**Objective**
Scan the data for "text" and copy the lines it appears in.

**Input records**

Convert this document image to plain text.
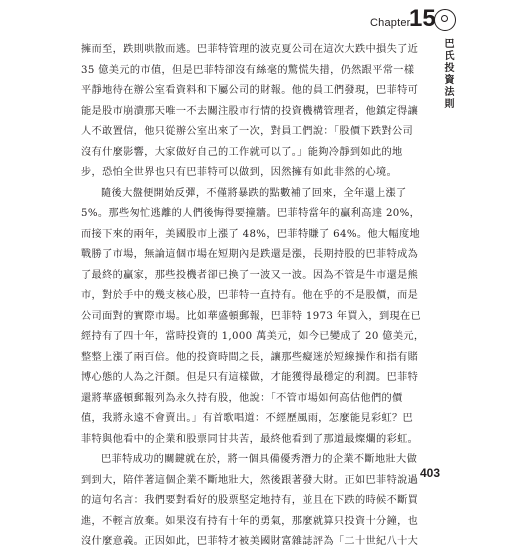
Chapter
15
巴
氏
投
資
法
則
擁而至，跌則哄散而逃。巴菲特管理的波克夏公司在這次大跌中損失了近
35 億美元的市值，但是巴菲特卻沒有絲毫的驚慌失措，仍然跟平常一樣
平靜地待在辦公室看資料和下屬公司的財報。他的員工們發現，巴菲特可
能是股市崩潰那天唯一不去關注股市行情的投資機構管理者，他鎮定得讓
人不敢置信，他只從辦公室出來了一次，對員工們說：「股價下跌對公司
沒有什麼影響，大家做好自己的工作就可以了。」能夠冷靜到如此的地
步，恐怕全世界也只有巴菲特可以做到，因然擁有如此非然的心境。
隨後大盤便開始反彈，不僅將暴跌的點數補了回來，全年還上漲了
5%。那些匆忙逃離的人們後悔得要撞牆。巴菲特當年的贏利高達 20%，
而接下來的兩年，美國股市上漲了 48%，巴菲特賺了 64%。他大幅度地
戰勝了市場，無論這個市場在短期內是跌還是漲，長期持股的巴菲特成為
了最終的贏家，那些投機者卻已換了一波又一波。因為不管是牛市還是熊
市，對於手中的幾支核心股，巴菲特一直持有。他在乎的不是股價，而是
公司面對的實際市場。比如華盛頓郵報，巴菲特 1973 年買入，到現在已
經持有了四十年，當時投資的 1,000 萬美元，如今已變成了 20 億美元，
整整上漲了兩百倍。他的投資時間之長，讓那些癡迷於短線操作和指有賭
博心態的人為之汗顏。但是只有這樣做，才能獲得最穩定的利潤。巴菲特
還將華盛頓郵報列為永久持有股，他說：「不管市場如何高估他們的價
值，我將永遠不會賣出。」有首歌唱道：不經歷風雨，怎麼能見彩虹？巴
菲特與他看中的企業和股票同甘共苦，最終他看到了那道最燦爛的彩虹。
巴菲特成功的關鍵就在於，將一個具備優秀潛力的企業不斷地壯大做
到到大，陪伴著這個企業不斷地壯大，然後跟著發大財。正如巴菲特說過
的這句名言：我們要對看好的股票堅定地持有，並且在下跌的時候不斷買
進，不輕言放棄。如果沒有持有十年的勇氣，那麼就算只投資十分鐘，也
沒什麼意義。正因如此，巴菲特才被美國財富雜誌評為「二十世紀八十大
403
...
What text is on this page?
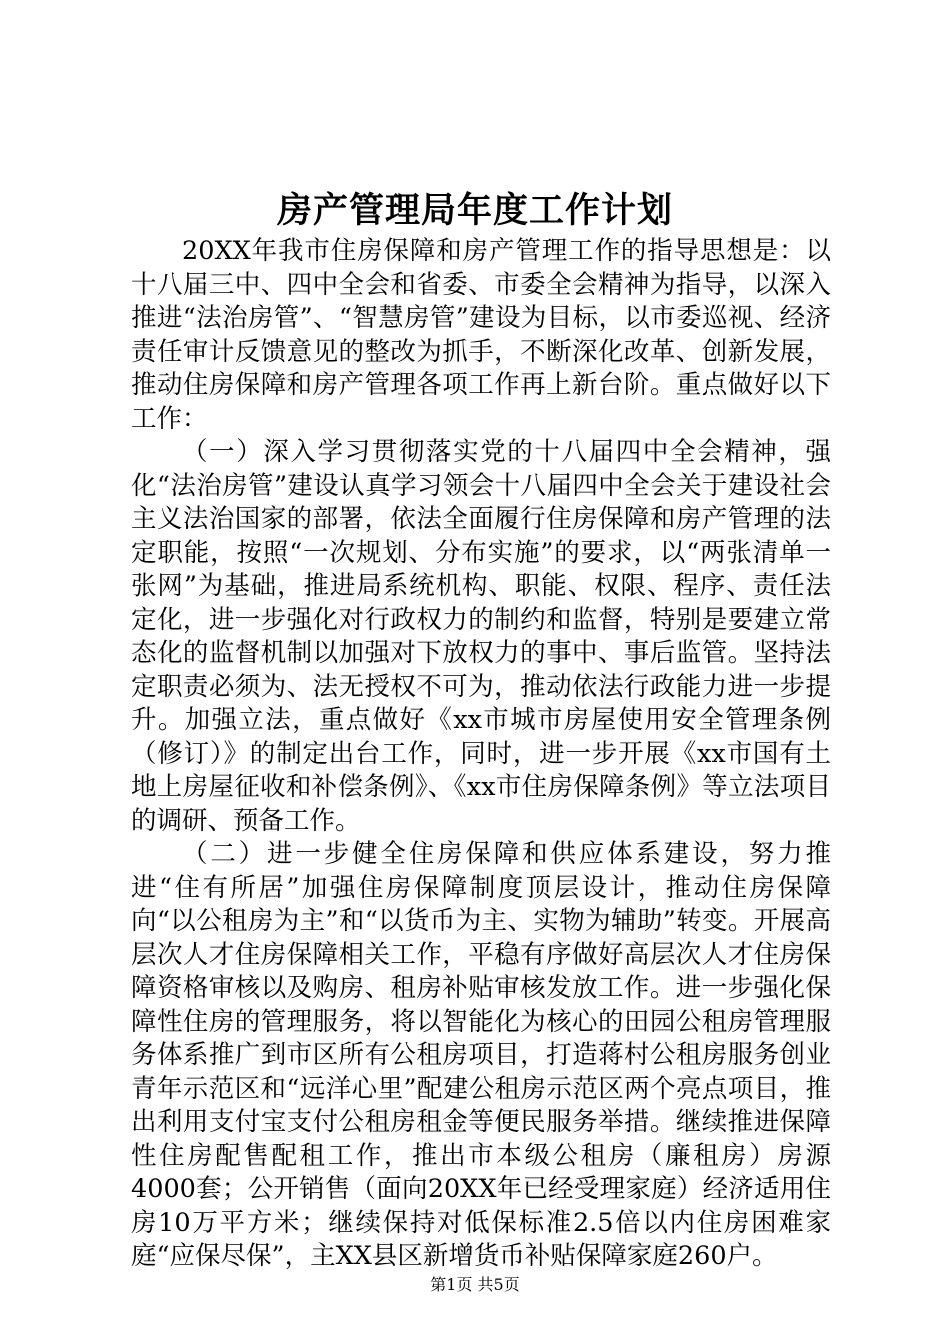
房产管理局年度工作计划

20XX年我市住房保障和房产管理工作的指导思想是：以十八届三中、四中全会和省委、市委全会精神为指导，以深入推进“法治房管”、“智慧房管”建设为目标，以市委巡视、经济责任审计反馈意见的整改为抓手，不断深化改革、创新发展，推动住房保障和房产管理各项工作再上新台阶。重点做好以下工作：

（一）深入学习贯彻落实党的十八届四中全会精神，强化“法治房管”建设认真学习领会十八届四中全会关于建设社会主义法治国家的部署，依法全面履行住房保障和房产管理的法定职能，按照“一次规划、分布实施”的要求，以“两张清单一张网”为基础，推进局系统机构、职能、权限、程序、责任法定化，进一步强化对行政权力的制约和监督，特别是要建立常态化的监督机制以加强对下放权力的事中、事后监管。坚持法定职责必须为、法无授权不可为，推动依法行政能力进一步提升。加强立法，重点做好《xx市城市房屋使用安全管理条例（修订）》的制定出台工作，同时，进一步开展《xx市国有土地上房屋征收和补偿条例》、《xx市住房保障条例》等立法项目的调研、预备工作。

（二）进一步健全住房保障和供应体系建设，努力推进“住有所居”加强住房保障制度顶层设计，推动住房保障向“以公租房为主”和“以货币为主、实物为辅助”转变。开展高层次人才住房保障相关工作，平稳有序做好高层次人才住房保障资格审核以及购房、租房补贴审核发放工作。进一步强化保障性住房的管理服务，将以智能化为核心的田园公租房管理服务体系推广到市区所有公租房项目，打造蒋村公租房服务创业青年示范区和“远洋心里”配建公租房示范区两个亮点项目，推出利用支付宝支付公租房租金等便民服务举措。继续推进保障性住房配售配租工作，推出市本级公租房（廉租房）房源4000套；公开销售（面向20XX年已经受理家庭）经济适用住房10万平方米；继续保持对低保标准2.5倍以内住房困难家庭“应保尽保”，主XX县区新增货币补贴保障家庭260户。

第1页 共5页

**Task response**
Convert this document image to plain text.
What text is on this page?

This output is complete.